### TASK DESCRIPTION
Restate each entry word for word. Keep every detail intact.
##############################
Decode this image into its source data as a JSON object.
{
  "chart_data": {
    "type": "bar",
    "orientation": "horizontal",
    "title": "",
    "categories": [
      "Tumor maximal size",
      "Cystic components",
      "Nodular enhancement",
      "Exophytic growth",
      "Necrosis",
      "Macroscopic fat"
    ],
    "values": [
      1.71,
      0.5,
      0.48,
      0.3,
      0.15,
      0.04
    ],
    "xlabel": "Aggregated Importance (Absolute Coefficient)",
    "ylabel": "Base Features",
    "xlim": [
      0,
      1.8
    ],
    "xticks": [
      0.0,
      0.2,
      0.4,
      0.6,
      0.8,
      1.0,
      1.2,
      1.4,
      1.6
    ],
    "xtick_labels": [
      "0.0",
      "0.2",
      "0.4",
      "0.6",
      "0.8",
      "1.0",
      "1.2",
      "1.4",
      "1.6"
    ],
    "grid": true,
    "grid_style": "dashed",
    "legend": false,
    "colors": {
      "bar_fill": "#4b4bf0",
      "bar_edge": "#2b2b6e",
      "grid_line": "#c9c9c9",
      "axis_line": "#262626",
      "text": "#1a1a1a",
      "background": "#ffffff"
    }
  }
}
##############################
### ANSWER
Decode this image into its source data as a JSON object.
{
  "chart_data": {
    "type": "bar",
    "orientation": "horizontal",
    "title": "",
    "categories": [
      "Tumor maximal size",
      "Cystic components",
      "Nodular enhancement",
      "Exophytic growth",
      "Necrosis",
      "Macroscopic fat"
    ],
    "values": [
      1.71,
      0.5,
      0.48,
      0.3,
      0.15,
      0.04
    ],
    "xlabel": "Aggregated Importance (Absolute Coefficient)",
    "ylabel": "Base Features",
    "xlim": [
      0,
      1.8
    ],
    "xticks": [
      0.0,
      0.2,
      0.4,
      0.6,
      0.8,
      1.0,
      1.2,
      1.4,
      1.6
    ],
    "xtick_labels": [
      "0.0",
      "0.2",
      "0.4",
      "0.6",
      "0.8",
      "1.0",
      "1.2",
      "1.4",
      "1.6"
    ],
    "grid": true,
    "grid_style": "dashed",
    "legend": false,
    "colors": {
      "bar_fill": "#4b4bf0",
      "bar_edge": "#2b2b6e",
      "grid_line": "#c9c9c9",
      "axis_line": "#262626",
      "text": "#1a1a1a",
      "background": "#ffffff"
    }
  }
}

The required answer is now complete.